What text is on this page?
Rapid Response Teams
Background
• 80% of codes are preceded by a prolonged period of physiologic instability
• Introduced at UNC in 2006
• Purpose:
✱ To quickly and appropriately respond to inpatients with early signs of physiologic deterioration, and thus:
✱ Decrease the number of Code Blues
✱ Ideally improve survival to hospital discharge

------------

- **WORK REQUIRED**
From the data above, copy every line where "physiologic" appears.

- **RESPONSE TO THIS EXERCISE**
• 80% of codes are preceded by a prolonged period of physiologic instability
✱ To quickly and appropriately respond to inpatients with early signs of physiologic deterioration, and thus:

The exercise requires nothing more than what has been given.